Stated problem »
Retype the whole listing verbatim and keep the pictures out of it.

Recorded data:
• • • • •
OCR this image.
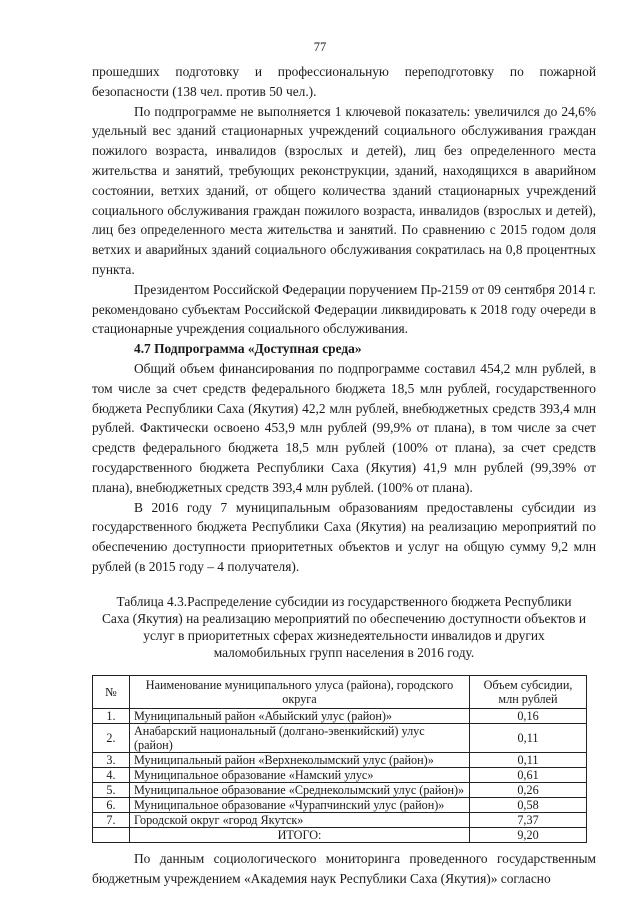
77

прошедших подготовку и профессиональную переподготовку по пожарной безопасности (138 чел. против 50 чел.).

По подпрограмме не выполняется 1 ключевой показатель: увеличился до 24,6% удельный вес зданий стационарных учреждений социального обслуживания граждан пожилого возраста, инвалидов (взрослых и детей), лиц без определенного места жительства и занятий, требующих реконструкции, зданий, находящихся в аварийном состоянии, ветхих зданий, от общего количества зданий стационарных учреждений социального обслуживания граждан пожилого возраста, инвалидов (взрослых и детей), лиц без определенного места жительства и занятий. По сравнению с 2015 годом доля ветхих и аварийных зданий социального обслуживания сократилась на 0,8 процентных пункта.

Президентом Российской Федерации поручением Пр-2159 от 09 сентября 2014 г. рекомендовано субъектам Российской Федерации ликвидировать к 2018 году очереди в стационарные учреждения социального обслуживания.

4.7 Подпрограмма «Доступная среда»

Общий объем финансирования по подпрограмме составил 454,2 млн рублей, в том числе за счет средств федерального бюджета 18,5 млн рублей, государственного бюджета Республики Саха (Якутия) 42,2 млн рублей, внебюджетных средств 393,4 млн рублей. Фактически освоено 453,9 млн рублей (99,9% от плана), в том числе за счет средств федерального бюджета 18,5 млн рублей (100% от плана), за счет средств государственного бюджета Республики Саха (Якутия) 41,9 млн рублей (99,39% от плана), внебюджетных средств 393,4 млн рублей. (100% от плана).

В 2016 году 7 муниципальным образованиям предоставлены субсидии из государственного бюджета Республики Саха (Якутия) на реализацию мероприятий по обеспечению доступности приоритетных объектов и услуг на общую сумму 9,2 млн рублей (в 2015 году – 4 получателя).

Таблица 4.3.Распределение субсидии из государственного бюджета Республики Саха (Якутия) на реализацию мероприятий по обеспечению доступности объектов и услуг в приоритетных сферах жизнедеятельности инвалидов и других маломобильных групп населения в 2016 году.
№	Наименование муниципального улуса (района), городского округа	Объем субсидии, млн рублей
1.	Муниципальный район «Абыйский улус (район)»	0,16
2.	Анабарский национальный (долгано-эвенкийский) улус (район)	0,11
3.	Муниципальный район «Верхнеколымский улус (район)»	0,11
4.	Муниципальное образование «Намский улус»	0,61
5.	Муниципальное образование «Среднеколымский улус (район)»	0,26
6.	Муниципальное образование «Чурапчинский улус (район)»	0,58
7.	Городской округ «город Якутск»	7,37
	ИТОГО:	9,20

По данным социологического мониторинга проведенного государственным бюджетным учреждением «Академия наук Республики Саха (Якутия)» согласно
• • • • •
Output »
OCR this image.
77

прошедших подготовку и профессиональную переподготовку по пожарной безопасности (138 чел. против 50 чел.).

По подпрограмме не выполняется 1 ключевой показатель: увеличился до 24,6% удельный вес зданий стационарных учреждений социального обслуживания граждан пожилого возраста, инвалидов (взрослых и детей), лиц без определенного места жительства и занятий, требующих реконструкции, зданий, находящихся в аварийном состоянии, ветхих зданий, от общего количества зданий стационарных учреждений социального обслуживания граждан пожилого возраста, инвалидов (взрослых и детей), лиц без определенного места жительства и занятий. По сравнению с 2015 годом доля ветхих и аварийных зданий социального обслуживания сократилась на 0,8 процентных пункта.

Президентом Российской Федерации поручением Пр-2159 от 09 сентября 2014 г. рекомендовано субъектам Российской Федерации ликвидировать к 2018 году очереди в стационарные учреждения социального обслуживания.

4.7 Подпрограмма «Доступная среда»

Общий объем финансирования по подпрограмме составил 454,2 млн рублей, в том числе за счет средств федерального бюджета 18,5 млн рублей, государственного бюджета Республики Саха (Якутия) 42,2 млн рублей, внебюджетных средств 393,4 млн рублей. Фактически освоено 453,9 млн рублей (99,9% от плана), в том числе за счет средств федерального бюджета 18,5 млн рублей (100% от плана), за счет средств государственного бюджета Республики Саха (Якутия) 41,9 млн рублей (99,39% от плана), внебюджетных средств 393,4 млн рублей. (100% от плана).

В 2016 году 7 муниципальным образованиям предоставлены субсидии из государственного бюджета Республики Саха (Якутия) на реализацию мероприятий по обеспечению доступности приоритетных объектов и услуг на общую сумму 9,2 млн рублей (в 2015 году – 4 получателя).

Таблица 4.3.Распределение субсидии из государственного бюджета Республики Саха (Якутия) на реализацию мероприятий по обеспечению доступности объектов и услуг в приоритетных сферах жизнедеятельности инвалидов и других маломобильных групп населения в 2016 году.
№	Наименование муниципального улуса (района), городского округа	Объем субсидии, млн рублей
1.	Муниципальный район «Абыйский улус (район)»	0,16
2.	Анабарский национальный (долгано-эвенкийский) улус (район)	0,11
3.	Муниципальный район «Верхнеколымский улус (район)»	0,11
4.	Муниципальное образование «Намский улус»	0,61
5.	Муниципальное образование «Среднеколымский улус (район)»	0,26
6.	Муниципальное образование «Чурапчинский улус (район)»	0,58
7.	Городской округ «город Якутск»	7,37
	ИТОГО:	9,20

По данным социологического мониторинга проведенного государственным бюджетным учреждением «Академия наук Республики Саха (Якутия)» согласно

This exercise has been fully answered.